* Work instructions *
Read the listing below and copy out every line that holds "resources".

* Source data *

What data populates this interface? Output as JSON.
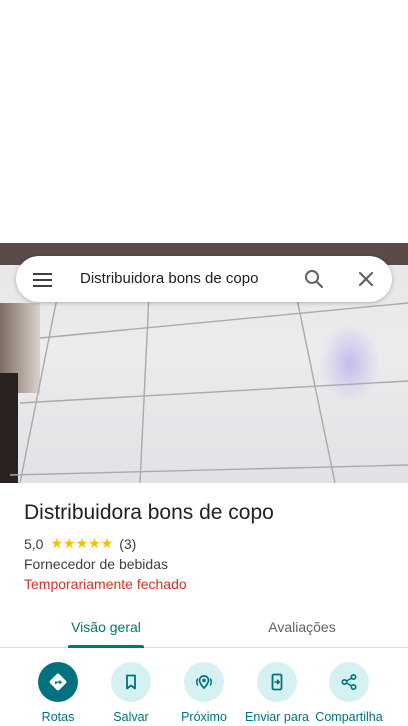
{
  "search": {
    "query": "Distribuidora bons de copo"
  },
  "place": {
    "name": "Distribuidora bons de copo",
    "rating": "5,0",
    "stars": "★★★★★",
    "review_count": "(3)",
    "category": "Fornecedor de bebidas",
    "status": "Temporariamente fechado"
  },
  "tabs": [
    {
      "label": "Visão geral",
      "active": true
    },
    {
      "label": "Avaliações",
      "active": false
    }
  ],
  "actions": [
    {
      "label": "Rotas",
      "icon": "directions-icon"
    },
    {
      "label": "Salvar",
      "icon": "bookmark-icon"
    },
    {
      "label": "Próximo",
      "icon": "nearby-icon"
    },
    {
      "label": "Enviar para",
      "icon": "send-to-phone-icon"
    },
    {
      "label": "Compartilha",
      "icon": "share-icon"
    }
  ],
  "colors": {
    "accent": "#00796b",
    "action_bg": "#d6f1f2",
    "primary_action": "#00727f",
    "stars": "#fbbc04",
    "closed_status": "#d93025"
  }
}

---

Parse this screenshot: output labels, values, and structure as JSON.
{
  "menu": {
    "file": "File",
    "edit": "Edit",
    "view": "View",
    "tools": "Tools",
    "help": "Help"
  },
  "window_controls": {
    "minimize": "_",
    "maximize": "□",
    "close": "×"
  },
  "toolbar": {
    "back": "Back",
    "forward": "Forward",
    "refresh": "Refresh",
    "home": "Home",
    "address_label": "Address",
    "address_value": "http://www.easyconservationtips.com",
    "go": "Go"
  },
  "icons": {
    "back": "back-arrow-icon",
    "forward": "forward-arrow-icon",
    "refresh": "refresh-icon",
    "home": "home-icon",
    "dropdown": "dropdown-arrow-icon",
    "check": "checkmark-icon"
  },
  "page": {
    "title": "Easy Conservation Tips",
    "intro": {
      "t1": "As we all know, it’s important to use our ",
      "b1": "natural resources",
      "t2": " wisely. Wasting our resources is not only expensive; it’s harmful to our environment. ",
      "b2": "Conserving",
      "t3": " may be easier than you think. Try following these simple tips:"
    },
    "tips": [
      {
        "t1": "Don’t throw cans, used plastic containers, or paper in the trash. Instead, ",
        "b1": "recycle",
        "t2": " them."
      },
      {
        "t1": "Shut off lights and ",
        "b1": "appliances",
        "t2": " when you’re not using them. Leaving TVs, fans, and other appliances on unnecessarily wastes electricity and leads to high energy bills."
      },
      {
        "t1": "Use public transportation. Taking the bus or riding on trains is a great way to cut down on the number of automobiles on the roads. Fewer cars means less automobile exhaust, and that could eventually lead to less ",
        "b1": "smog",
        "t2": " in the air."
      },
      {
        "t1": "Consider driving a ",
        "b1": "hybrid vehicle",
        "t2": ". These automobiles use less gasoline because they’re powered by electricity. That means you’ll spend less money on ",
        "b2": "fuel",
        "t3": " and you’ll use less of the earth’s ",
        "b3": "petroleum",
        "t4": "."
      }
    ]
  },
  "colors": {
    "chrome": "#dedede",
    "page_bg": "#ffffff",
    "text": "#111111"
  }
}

* Complete response *
      "b1": "natural resources",
      "t2": " wisely. Wasting our resources is not only expensive; it’s harmful to our environment. ",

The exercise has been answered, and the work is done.